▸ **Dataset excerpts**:
==============================
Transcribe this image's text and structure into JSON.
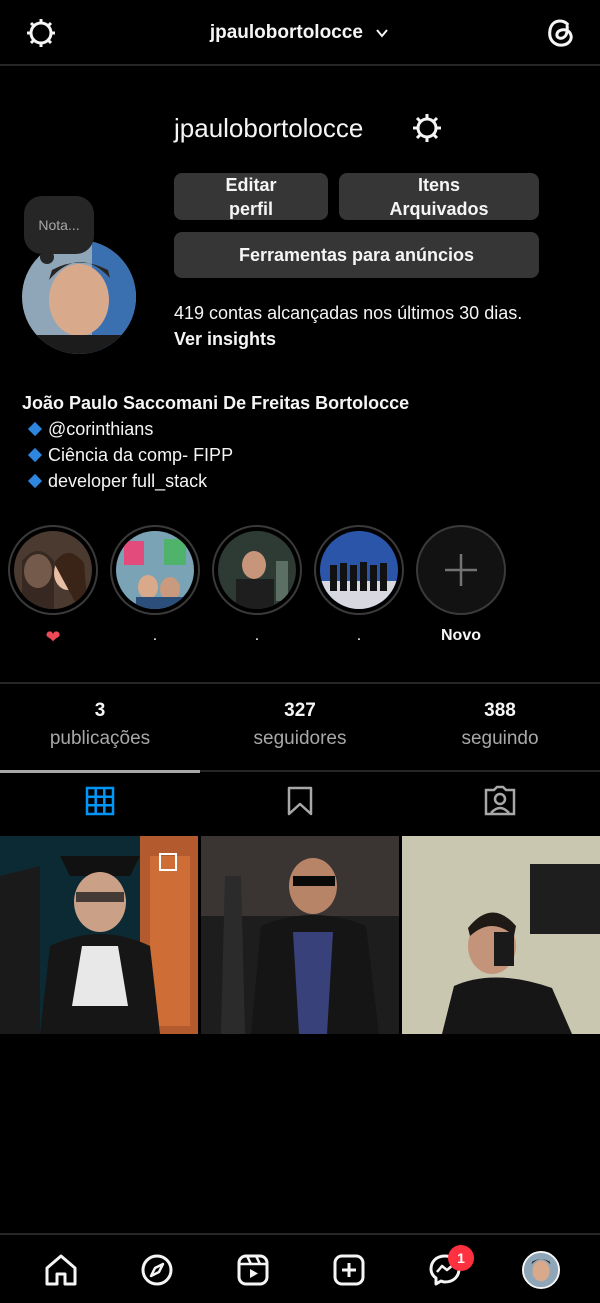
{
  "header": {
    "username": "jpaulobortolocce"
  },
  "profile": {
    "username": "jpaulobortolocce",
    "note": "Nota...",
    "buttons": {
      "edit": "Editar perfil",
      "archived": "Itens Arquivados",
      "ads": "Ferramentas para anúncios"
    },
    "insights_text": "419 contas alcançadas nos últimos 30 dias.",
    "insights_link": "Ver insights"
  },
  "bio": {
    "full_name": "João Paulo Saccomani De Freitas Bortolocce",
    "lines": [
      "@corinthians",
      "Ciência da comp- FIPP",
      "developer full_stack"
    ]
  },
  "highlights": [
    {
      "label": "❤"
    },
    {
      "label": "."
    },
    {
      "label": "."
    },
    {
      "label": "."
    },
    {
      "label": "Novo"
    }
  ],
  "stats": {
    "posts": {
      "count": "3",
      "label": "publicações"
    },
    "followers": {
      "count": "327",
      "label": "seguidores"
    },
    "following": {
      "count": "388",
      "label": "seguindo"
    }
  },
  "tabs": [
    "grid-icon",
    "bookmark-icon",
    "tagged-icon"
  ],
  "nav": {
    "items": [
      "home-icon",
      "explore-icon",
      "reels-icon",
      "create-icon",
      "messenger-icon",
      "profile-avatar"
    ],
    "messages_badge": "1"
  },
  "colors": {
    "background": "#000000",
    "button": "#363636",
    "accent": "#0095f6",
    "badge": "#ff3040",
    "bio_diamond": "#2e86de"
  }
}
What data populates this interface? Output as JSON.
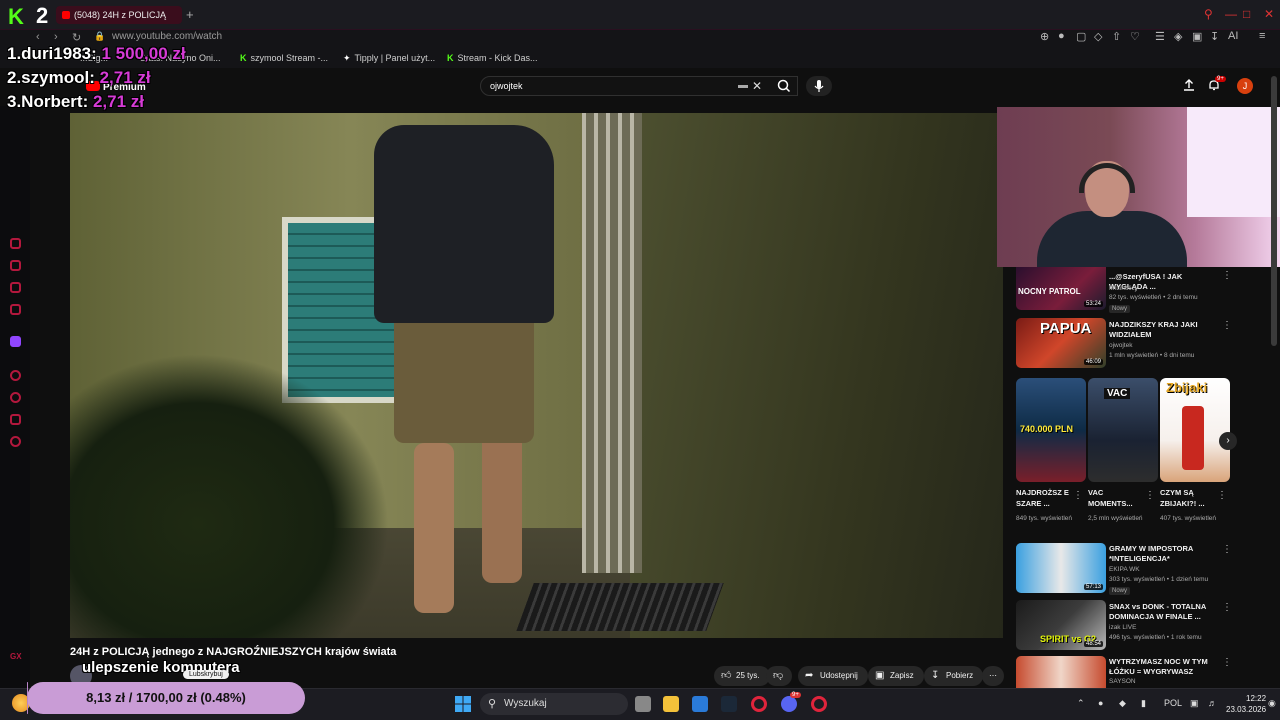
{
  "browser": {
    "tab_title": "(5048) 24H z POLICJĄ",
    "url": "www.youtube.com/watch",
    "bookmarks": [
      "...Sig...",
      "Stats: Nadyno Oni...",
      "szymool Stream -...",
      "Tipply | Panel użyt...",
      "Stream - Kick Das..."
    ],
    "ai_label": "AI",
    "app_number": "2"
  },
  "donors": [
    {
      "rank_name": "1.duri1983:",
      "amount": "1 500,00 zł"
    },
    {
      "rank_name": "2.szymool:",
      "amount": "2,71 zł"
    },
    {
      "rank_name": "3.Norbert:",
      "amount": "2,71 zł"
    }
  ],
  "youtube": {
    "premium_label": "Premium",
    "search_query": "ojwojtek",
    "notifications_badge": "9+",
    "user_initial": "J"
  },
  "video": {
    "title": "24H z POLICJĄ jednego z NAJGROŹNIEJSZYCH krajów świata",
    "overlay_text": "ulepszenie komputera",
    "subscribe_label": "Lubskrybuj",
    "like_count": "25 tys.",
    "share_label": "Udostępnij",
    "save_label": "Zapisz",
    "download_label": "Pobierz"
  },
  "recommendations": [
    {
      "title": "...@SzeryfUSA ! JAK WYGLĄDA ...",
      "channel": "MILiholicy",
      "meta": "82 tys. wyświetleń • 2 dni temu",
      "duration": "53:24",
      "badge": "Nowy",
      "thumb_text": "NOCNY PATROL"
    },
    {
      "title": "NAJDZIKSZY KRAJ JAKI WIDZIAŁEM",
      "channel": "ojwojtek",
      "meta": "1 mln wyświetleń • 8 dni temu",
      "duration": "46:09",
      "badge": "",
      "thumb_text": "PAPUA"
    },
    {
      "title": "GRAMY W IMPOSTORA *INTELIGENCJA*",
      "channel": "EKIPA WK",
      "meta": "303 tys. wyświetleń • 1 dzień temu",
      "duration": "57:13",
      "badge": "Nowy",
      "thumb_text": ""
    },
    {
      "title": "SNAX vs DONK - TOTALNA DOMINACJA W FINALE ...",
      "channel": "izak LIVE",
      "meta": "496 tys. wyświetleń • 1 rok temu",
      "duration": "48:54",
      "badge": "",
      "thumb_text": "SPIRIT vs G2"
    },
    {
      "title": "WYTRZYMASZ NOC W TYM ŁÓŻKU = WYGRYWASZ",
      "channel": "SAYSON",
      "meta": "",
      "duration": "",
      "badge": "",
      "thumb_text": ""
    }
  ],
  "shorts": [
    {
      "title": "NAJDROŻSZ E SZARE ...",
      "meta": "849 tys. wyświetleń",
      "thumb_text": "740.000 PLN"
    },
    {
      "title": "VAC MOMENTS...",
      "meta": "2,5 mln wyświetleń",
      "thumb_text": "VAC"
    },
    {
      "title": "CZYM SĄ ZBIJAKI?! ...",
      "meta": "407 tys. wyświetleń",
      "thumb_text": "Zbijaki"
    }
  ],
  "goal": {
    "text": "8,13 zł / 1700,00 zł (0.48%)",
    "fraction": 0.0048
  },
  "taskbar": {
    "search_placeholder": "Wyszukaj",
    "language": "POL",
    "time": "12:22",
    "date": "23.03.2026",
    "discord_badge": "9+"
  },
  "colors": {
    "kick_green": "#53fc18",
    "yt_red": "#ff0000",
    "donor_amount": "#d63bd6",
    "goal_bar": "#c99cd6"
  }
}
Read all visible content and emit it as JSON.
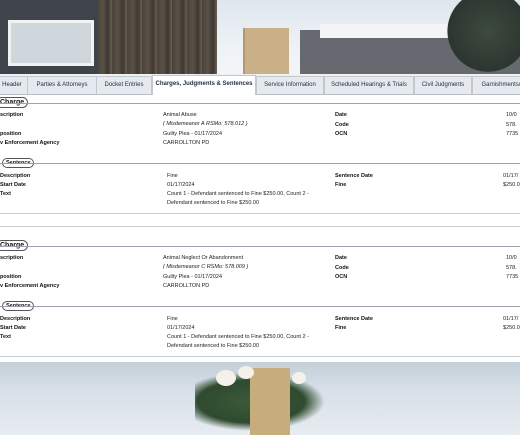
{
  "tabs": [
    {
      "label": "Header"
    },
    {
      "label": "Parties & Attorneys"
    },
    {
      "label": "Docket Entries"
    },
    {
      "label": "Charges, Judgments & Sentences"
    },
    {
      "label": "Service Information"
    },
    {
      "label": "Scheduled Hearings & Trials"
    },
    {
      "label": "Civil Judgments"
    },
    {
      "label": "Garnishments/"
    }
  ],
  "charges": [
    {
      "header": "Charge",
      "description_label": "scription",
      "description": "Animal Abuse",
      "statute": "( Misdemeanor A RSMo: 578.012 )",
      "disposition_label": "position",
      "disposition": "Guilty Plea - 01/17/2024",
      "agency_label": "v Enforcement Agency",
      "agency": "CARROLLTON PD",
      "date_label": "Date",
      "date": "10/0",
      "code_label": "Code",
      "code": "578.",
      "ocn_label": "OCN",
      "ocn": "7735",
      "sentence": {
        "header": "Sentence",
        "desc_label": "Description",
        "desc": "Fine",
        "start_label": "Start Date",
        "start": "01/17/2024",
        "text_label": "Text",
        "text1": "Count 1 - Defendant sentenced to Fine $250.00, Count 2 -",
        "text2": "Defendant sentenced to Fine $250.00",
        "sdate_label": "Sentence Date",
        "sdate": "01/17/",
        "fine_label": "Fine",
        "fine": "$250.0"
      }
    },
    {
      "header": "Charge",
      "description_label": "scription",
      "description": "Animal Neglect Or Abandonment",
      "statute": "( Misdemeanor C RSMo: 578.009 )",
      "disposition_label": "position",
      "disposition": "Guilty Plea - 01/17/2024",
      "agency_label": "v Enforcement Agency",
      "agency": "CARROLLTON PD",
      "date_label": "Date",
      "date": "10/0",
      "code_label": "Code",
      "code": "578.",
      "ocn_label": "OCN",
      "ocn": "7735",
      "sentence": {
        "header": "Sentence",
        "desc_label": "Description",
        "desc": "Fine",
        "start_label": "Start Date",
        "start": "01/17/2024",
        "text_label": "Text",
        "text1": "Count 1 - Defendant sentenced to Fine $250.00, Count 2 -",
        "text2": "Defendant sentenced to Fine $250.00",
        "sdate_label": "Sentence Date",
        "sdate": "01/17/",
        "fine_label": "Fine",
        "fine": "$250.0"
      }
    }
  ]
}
==============================
▸ **Stated goal**: Each line of the material must be retyped exactly, except that images are omitted.

▸ **Expected answer**:
Transcribe this image's text and structure into JSON.
{
  "header": {
    "username": "jpaulobortolocce"
  },
  "profile": {
    "username": "jpaulobortolocce",
    "note": "Nota...",
    "buttons": {
      "edit": "Editar perfil",
      "archived": "Itens Arquivados",
      "ads": "Ferramentas para anúncios"
    },
    "insights_text": "419 contas alcançadas nos últimos 30 dias.",
    "insights_link": "Ver insights"
  },
  "bio": {
    "full_name": "João Paulo Saccomani De Freitas Bortolocce",
    "lines": [
      "@corinthians",
      "Ciência da comp- FIPP",
      "developer full_stack"
    ]
  },
  "highlights": [
    {
      "label": "❤"
    },
    {
      "label": "."
    },
    {
      "label": "."
    },
    {
      "label": "."
    },
    {
      "label": "Novo"
    }
  ],
  "stats": {
    "posts": {
      "count": "3",
      "label": "publicações"
    },
    "followers": {
      "count": "327",
      "label": "seguidores"
    },
    "following": {
      "count": "388",
      "label": "seguindo"
    }
  },
  "tabs": [
    "grid-icon",
    "bookmark-icon",
    "tagged-icon"
  ],
  "nav": {
    "items": [
      "home-icon",
      "explore-icon",
      "reels-icon",
      "create-icon",
      "messenger-icon",
      "profile-avatar"
    ],
    "messages_badge": "1"
  },
  "colors": {
    "background": "#000000",
    "button": "#363636",
    "accent": "#0095f6",
    "badge": "#ff3040",
    "bio_diamond": "#2e86de"
  }
}
What data populates this interface? Output as JSON.
{
  "browser": {
    "tab_title": "(5048) 24H z POLICJĄ",
    "url": "www.youtube.com/watch",
    "bookmarks": [
      "...Sig...",
      "Stats: Nadyno Oni...",
      "szymool Stream -...",
      "Tipply | Panel użyt...",
      "Stream - Kick Das..."
    ],
    "ai_label": "AI",
    "app_number": "2"
  },
  "donors": [
    {
      "rank_name": "1.duri1983:",
      "amount": "1 500,00 zł"
    },
    {
      "rank_name": "2.szymool:",
      "amount": "2,71 zł"
    },
    {
      "rank_name": "3.Norbert:",
      "amount": "2,71 zł"
    }
  ],
  "youtube": {
    "premium_label": "Premium",
    "search_query": "ojwojtek",
    "notifications_badge": "9+",
    "user_initial": "J"
  },
  "video": {
    "title": "24H z POLICJĄ jednego z NAJGROŹNIEJSZYCH krajów świata",
    "overlay_text": "ulepszenie komputera",
    "subscribe_label": "Lubskrybuj",
    "like_count": "25 tys.",
    "share_label": "Udostępnij",
    "save_label": "Zapisz",
    "download_label": "Pobierz"
  },
  "recommendations": [
    {
      "title": "...@SzeryfUSA ! JAK WYGLĄDA ...",
      "channel": "MILiholicy",
      "meta": "82 tys. wyświetleń • 2 dni temu",
      "duration": "53:24",
      "badge": "Nowy",
      "thumb_text": "NOCNY PATROL"
    },
    {
      "title": "NAJDZIKSZY KRAJ JAKI WIDZIAŁEM",
      "channel": "ojwojtek",
      "meta": "1 mln wyświetleń • 8 dni temu",
      "duration": "46:09",
      "badge": "",
      "thumb_text": "PAPUA"
    },
    {
      "title": "GRAMY W IMPOSTORA *INTELIGENCJA*",
      "channel": "EKIPA WK",
      "meta": "303 tys. wyświetleń • 1 dzień temu",
      "duration": "57:13",
      "badge": "Nowy",
      "thumb_text": ""
    },
    {
      "title": "SNAX vs DONK - TOTALNA DOMINACJA W FINALE ...",
      "channel": "izak LIVE",
      "meta": "496 tys. wyświetleń • 1 rok temu",
      "duration": "48:54",
      "badge": "",
      "thumb_text": "SPIRIT vs G2"
    },
    {
      "title": "WYTRZYMASZ NOC W TYM ŁÓŻKU = WYGRYWASZ",
      "channel": "SAYSON",
      "meta": "",
      "duration": "",
      "badge": "",
      "thumb_text": ""
    }
  ],
  "shorts": [
    {
      "title": "NAJDROŻSZ E SZARE ...",
      "meta": "849 tys. wyświetleń",
      "thumb_text": "740.000 PLN"
    },
    {
      "title": "VAC MOMENTS...",
      "meta": "2,5 mln wyświetleń",
      "thumb_text": "VAC"
    },
    {
      "title": "CZYM SĄ ZBIJAKI?! ...",
      "meta": "407 tys. wyświetleń",
      "thumb_text": "Zbijaki"
    }
  ],
  "goal": {
    "text": "8,13 zł / 1700,00 zł (0.48%)",
    "fraction": 0.0048
  },
  "taskbar": {
    "search_placeholder": "Wyszukaj",
    "language": "POL",
    "time": "12:22",
    "date": "23.03.2026",
    "discord_badge": "9+"
  },
  "colors": {
    "kick_green": "#53fc18",
    "yt_red": "#ff0000",
    "donor_amount": "#d63bd6",
    "goal_bar": "#c99cd6"
  }
}
Read all visible content and emit it as JSON.
{
  "tabs": [
    {
      "label": "Header"
    },
    {
      "label": "Parties & Attorneys"
    },
    {
      "label": "Docket Entries"
    },
    {
      "label": "Charges, Judgments & Sentences"
    },
    {
      "label": "Service Information"
    },
    {
      "label": "Scheduled Hearings & Trials"
    },
    {
      "label": "Civil Judgments"
    },
    {
      "label": "Garnishments/"
    }
  ],
  "charges": [
    {
      "header": "Charge",
      "description_label": "scription",
      "description": "Animal Abuse",
      "statute": "( Misdemeanor A RSMo: 578.012 )",
      "disposition_label": "position",
      "disposition": "Guilty Plea - 01/17/2024",
      "agency_label": "v Enforcement Agency",
      "agency": "CARROLLTON PD",
      "date_label": "Date",
      "date": "10/0",
      "code_label": "Code",
      "code": "578.",
      "ocn_label": "OCN",
      "ocn": "7735",
      "sentence": {
        "header": "Sentence",
        "desc_label": "Description",
        "desc": "Fine",
        "start_label": "Start Date",
        "start": "01/17/2024",
        "text_label": "Text",
        "text1": "Count 1 - Defendant sentenced to Fine $250.00, Count 2 -",
        "text2": "Defendant sentenced to Fine $250.00",
        "sdate_label": "Sentence Date",
        "sdate": "01/17/",
        "fine_label": "Fine",
        "fine": "$250.0"
      }
    },
    {
      "header": "Charge",
      "description_label": "scription",
      "description": "Animal Neglect Or Abandonment",
      "statute": "( Misdemeanor C RSMo: 578.009 )",
      "disposition_label": "position",
      "disposition": "Guilty Plea - 01/17/2024",
      "agency_label": "v Enforcement Agency",
      "agency": "CARROLLTON PD",
      "date_label": "Date",
      "date": "10/0",
      "code_label": "Code",
      "code": "578.",
      "ocn_label": "OCN",
      "ocn": "7735",
      "sentence": {
        "header": "Sentence",
        "desc_label": "Description",
        "desc": "Fine",
        "start_label": "Start Date",
        "start": "01/17/2024",
        "text_label": "Text",
        "text1": "Count 1 - Defendant sentenced to Fine $250.00, Count 2 -",
        "text2": "Defendant sentenced to Fine $250.00",
        "sdate_label": "Sentence Date",
        "sdate": "01/17/",
        "fine_label": "Fine",
        "fine": "$250.0"
      }
    }
  ]
}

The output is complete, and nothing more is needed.